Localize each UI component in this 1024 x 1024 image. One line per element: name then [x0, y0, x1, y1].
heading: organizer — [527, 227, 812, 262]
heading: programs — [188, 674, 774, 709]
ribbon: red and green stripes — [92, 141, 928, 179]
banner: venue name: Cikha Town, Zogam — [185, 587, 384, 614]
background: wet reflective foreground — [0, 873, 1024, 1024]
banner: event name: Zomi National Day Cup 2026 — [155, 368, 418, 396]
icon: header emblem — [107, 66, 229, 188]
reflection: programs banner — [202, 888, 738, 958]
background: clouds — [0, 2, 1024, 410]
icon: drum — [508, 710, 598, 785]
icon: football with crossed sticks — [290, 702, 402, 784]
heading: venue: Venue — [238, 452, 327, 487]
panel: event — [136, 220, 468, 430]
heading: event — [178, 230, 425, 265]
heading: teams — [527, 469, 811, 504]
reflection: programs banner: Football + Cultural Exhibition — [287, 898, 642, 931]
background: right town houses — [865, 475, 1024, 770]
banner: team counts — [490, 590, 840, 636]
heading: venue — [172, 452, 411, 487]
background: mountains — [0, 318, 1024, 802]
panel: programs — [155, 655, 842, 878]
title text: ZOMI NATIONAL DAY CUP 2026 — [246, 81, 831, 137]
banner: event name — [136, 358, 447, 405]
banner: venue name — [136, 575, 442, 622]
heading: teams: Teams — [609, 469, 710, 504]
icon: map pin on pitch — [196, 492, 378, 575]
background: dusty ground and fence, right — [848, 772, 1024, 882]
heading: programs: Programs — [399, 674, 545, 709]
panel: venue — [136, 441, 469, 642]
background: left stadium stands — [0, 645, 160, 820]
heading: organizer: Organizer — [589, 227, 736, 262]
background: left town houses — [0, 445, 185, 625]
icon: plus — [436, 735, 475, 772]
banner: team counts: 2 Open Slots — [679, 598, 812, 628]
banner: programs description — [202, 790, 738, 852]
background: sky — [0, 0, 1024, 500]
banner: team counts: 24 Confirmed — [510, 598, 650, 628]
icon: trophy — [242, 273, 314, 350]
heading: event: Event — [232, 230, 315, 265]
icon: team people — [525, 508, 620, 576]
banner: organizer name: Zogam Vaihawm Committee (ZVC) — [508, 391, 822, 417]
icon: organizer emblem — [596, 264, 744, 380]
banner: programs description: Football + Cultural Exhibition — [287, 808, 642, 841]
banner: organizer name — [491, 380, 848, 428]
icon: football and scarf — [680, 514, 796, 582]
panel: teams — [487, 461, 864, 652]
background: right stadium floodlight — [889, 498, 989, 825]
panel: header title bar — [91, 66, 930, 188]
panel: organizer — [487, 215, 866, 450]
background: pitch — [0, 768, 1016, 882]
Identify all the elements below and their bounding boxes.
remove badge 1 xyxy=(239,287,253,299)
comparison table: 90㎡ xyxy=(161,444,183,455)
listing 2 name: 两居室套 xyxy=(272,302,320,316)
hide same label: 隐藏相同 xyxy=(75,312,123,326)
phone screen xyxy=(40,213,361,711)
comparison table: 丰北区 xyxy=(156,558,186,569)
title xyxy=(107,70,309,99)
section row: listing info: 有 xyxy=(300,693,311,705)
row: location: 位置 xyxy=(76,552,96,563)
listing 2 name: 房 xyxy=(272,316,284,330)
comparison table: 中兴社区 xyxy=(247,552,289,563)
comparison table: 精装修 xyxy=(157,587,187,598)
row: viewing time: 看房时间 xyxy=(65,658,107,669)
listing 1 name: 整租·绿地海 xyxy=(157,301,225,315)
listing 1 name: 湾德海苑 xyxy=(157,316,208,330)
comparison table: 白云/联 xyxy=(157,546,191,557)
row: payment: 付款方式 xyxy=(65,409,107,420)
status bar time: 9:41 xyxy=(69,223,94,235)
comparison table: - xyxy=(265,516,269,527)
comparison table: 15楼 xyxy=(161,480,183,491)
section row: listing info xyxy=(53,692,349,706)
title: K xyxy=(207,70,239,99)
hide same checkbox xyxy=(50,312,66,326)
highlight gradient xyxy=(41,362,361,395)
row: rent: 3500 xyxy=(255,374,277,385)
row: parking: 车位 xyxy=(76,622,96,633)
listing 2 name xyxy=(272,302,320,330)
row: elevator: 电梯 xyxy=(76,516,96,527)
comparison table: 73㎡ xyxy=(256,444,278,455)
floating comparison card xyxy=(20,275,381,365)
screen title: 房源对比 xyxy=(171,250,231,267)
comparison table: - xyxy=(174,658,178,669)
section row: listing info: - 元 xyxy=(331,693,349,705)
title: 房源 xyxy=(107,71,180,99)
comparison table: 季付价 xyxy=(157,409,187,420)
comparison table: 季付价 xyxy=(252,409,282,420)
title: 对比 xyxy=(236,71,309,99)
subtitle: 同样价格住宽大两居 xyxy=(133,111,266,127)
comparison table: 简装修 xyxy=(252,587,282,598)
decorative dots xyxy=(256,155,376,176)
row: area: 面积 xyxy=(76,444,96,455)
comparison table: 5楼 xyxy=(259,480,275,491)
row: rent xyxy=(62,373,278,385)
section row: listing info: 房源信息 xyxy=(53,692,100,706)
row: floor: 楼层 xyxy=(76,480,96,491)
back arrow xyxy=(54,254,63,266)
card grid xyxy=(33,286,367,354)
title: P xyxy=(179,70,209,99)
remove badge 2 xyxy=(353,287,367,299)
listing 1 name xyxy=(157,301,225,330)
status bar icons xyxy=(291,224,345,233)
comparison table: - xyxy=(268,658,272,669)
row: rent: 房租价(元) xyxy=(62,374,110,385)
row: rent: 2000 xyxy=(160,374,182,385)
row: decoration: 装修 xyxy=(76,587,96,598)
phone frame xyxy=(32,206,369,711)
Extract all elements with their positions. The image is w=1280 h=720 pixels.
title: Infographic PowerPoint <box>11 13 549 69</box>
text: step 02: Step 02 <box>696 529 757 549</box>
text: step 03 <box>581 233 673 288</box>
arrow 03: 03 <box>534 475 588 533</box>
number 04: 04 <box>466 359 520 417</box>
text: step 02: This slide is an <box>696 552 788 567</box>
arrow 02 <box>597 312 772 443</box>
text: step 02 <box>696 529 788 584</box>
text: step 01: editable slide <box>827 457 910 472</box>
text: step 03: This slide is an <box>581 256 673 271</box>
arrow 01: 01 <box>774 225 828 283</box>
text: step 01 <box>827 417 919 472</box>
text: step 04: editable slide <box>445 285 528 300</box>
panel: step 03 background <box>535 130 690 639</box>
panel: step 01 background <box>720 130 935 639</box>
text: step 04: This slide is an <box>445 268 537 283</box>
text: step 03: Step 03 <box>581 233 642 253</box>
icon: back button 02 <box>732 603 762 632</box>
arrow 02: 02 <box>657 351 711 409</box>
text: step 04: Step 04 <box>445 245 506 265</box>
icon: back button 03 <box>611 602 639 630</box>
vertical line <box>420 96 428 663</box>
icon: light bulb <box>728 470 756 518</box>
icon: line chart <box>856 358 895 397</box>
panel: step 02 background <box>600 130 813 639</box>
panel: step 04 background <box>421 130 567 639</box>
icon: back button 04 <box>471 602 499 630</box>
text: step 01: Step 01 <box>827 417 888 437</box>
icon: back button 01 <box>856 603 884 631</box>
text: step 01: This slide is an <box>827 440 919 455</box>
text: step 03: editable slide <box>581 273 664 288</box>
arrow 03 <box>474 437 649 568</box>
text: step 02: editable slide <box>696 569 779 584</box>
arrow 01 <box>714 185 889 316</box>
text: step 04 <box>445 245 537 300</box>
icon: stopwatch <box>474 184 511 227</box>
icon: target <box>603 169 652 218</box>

=-=-=

• _Goal of the exercise_
Retype all rows above verbatim.

• _Task solution_
Localize each UI component in this 1024 x 1024 image. One line per element: name then [x0, y0, x1, y1].
heading: organizer — [527, 227, 812, 262]
heading: programs — [188, 674, 774, 709]
ribbon: red and green stripes — [92, 141, 928, 179]
banner: venue name: Cikha Town, Zogam — [185, 587, 384, 614]
background: wet reflective foreground — [0, 873, 1024, 1024]
banner: event name: Zomi National Day Cup 2026 — [155, 368, 418, 396]
icon: header emblem — [107, 66, 229, 188]
reflection: programs banner — [202, 888, 738, 958]
background: clouds — [0, 2, 1024, 410]
icon: drum — [508, 710, 598, 785]
icon: football with crossed sticks — [290, 702, 402, 784]
heading: venue: Venue — [238, 452, 327, 487]
panel: event — [136, 220, 468, 430]
heading: event — [178, 230, 425, 265]
heading: teams — [527, 469, 811, 504]
reflection: programs banner: Football + Cultural Exhibition — [287, 898, 642, 931]
background: right town houses — [865, 475, 1024, 770]
banner: team counts — [490, 590, 840, 636]
heading: venue — [172, 452, 411, 487]
background: mountains — [0, 318, 1024, 802]
panel: programs — [155, 655, 842, 878]
title text: ZOMI NATIONAL DAY CUP 2026 — [246, 81, 831, 137]
banner: event name — [136, 358, 447, 405]
banner: venue name — [136, 575, 442, 622]
heading: teams: Teams — [609, 469, 710, 504]
icon: map pin on pitch — [196, 492, 378, 575]
background: dusty ground and fence, right — [848, 772, 1024, 882]
heading: programs: Programs — [399, 674, 545, 709]
panel: venue — [136, 441, 469, 642]
background: left stadium stands — [0, 645, 160, 820]
heading: organizer: Organizer — [589, 227, 736, 262]
background: left town houses — [0, 445, 185, 625]
icon: plus — [436, 735, 475, 772]
banner: team counts: 2 Open Slots — [679, 598, 812, 628]
banner: programs description — [202, 790, 738, 852]
background: sky — [0, 0, 1024, 500]
banner: team counts: 24 Confirmed — [510, 598, 650, 628]
icon: trophy — [242, 273, 314, 350]
heading: event: Event — [232, 230, 315, 265]
icon: team people — [525, 508, 620, 576]
banner: organizer name: Zogam Vaihawm Committee (ZVC) — [508, 391, 822, 417]
icon: organizer emblem — [596, 264, 744, 380]
banner: programs description: Football + Cultural Exhibition — [287, 808, 642, 841]
banner: organizer name — [491, 380, 848, 428]
icon: football and scarf — [680, 514, 796, 582]
panel: teams — [487, 461, 864, 652]
background: right stadium floodlight — [889, 498, 989, 825]
panel: header title bar — [91, 66, 930, 188]
panel: organizer — [487, 215, 866, 450]
background: pitch — [0, 768, 1016, 882]
Identify all the elements below and their bounding boxes.
remove badge 1 xyxy=(239,287,253,299)
comparison table: 90㎡ xyxy=(161,444,183,455)
listing 2 name: 两居室套 xyxy=(272,302,320,316)
hide same label: 隐藏相同 xyxy=(75,312,123,326)
phone screen xyxy=(40,213,361,711)
comparison table: 丰北区 xyxy=(156,558,186,569)
title xyxy=(107,70,309,99)
section row: listing info: 有 xyxy=(300,693,311,705)
row: location: 位置 xyxy=(76,552,96,563)
listing 2 name: 房 xyxy=(272,316,284,330)
comparison table: 中兴社区 xyxy=(247,552,289,563)
comparison table: 精装修 xyxy=(157,587,187,598)
row: viewing time: 看房时间 xyxy=(65,658,107,669)
listing 1 name: 整租·绿地海 xyxy=(157,301,225,315)
listing 1 name: 湾德海苑 xyxy=(157,316,208,330)
comparison table: 白云/联 xyxy=(157,546,191,557)
row: payment: 付款方式 xyxy=(65,409,107,420)
status bar time: 9:41 xyxy=(69,223,94,235)
comparison table: - xyxy=(265,516,269,527)
comparison table: 15楼 xyxy=(161,480,183,491)
section row: listing info xyxy=(53,692,349,706)
title: K xyxy=(207,70,239,99)
hide same checkbox xyxy=(50,312,66,326)
highlight gradient xyxy=(41,362,361,395)
row: rent: 3500 xyxy=(255,374,277,385)
row: parking: 车位 xyxy=(76,622,96,633)
listing 2 name xyxy=(272,302,320,330)
row: elevator: 电梯 xyxy=(76,516,96,527)
comparison table: 73㎡ xyxy=(256,444,278,455)
floating comparison card xyxy=(20,275,381,365)
screen title: 房源对比 xyxy=(171,250,231,267)
comparison table: - xyxy=(174,658,178,669)
section row: listing info: - 元 xyxy=(331,693,349,705)
title: 房源 xyxy=(107,71,180,99)
comparison table: 季付价 xyxy=(157,409,187,420)
comparison table: 季付价 xyxy=(252,409,282,420)
title: 对比 xyxy=(236,71,309,99)
subtitle: 同样价格住宽大两居 xyxy=(133,111,266,127)
comparison table: 简装修 xyxy=(252,587,282,598)
decorative dots xyxy=(256,155,376,176)
row: area: 面积 xyxy=(76,444,96,455)
comparison table: 5楼 xyxy=(259,480,275,491)
row: rent xyxy=(62,373,278,385)
section row: listing info: 房源信息 xyxy=(53,692,100,706)
row: floor: 楼层 xyxy=(76,480,96,491)
back arrow xyxy=(54,254,63,266)
card grid xyxy=(33,286,367,354)
title: P xyxy=(179,70,209,99)
remove badge 2 xyxy=(353,287,367,299)
listing 1 name xyxy=(157,301,225,330)
status bar icons xyxy=(291,224,345,233)
comparison table: - xyxy=(268,658,272,669)
row: rent: 房租价(元) xyxy=(62,374,110,385)
row: rent: 2000 xyxy=(160,374,182,385)
row: decoration: 装修 xyxy=(76,587,96,598)
phone frame xyxy=(32,206,369,711)
Extract all elements with their positions. The image is w=1280 h=720 pixels.
title: Infographic PowerPoint <box>11 13 549 69</box>
text: step 02: Step 02 <box>696 529 757 549</box>
text: step 03 <box>581 233 673 288</box>
arrow 03: 03 <box>534 475 588 533</box>
number 04: 04 <box>466 359 520 417</box>
text: step 02: This slide is an <box>696 552 788 567</box>
arrow 02 <box>597 312 772 443</box>
text: step 02 <box>696 529 788 584</box>
text: step 01: editable slide <box>827 457 910 472</box>
text: step 03: This slide is an <box>581 256 673 271</box>
arrow 01: 01 <box>774 225 828 283</box>
text: step 01 <box>827 417 919 472</box>
text: step 04: editable slide <box>445 285 528 300</box>
panel: step 03 background <box>535 130 690 639</box>
panel: step 01 background <box>720 130 935 639</box>
text: step 04: This slide is an <box>445 268 537 283</box>
text: step 03: Step 03 <box>581 233 642 253</box>
icon: back button 02 <box>732 603 762 632</box>
arrow 02: 02 <box>657 351 711 409</box>
text: step 04: Step 04 <box>445 245 506 265</box>
icon: back button 03 <box>611 602 639 630</box>
vertical line <box>420 96 428 663</box>
icon: light bulb <box>728 470 756 518</box>
icon: line chart <box>856 358 895 397</box>
panel: step 02 background <box>600 130 813 639</box>
panel: step 04 background <box>421 130 567 639</box>
icon: back button 04 <box>471 602 499 630</box>
text: step 01: Step 01 <box>827 417 888 437</box>
icon: back button 01 <box>856 603 884 631</box>
text: step 01: This slide is an <box>827 440 919 455</box>
text: step 03: editable slide <box>581 273 664 288</box>
arrow 03 <box>474 437 649 568</box>
text: step 02: editable slide <box>696 569 779 584</box>
arrow 01 <box>714 185 889 316</box>
text: step 04 <box>445 245 537 300</box>
icon: stopwatch <box>474 184 511 227</box>
icon: target <box>603 169 652 218</box>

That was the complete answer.